◆ TASK STATEMENT: Using the listing below, report all lines holding the word "that".
BEGIN AVAILABLE DATA
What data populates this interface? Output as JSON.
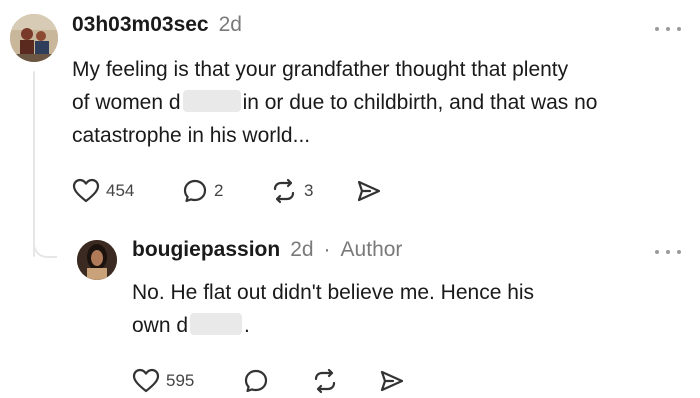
{
  "comment": {
    "username": "03h03m03sec",
    "time": "2d",
    "text_line1": "My feeling is that your grandfather thought that plenty",
    "text_line2_pre": "of women d",
    "text_line2_post": "in or due to childbirth, and that was no",
    "text_line3": "catastrophe in his world...",
    "likes": "454",
    "replies": "2",
    "reposts": "3",
    "icons": [
      "heart-icon",
      "comment-icon",
      "repost-icon",
      "share-icon",
      "more-icon"
    ]
  },
  "reply": {
    "username": "bougiepassion",
    "time": "2d",
    "separator": "·",
    "role": "Author",
    "text_line1": "No. He flat out didn't believe me. Hence his",
    "text_line2_pre": "own d",
    "text_line2_post": ".",
    "likes": "595",
    "icons": [
      "heart-icon",
      "comment-icon",
      "repost-icon",
      "share-icon",
      "more-icon"
    ]
  },
  "colors": {
    "text": "#1a1a1a",
    "muted": "#7a7a7a",
    "line": "#e6e6e6",
    "redaction": "#e9e9e9"
  }
}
END AVAILABLE DATA
◆ RESULT:
    "text_line1": "My feeling is that your grandfather thought that plenty",
    "text_line2_post": "in or due to childbirth, and that was no",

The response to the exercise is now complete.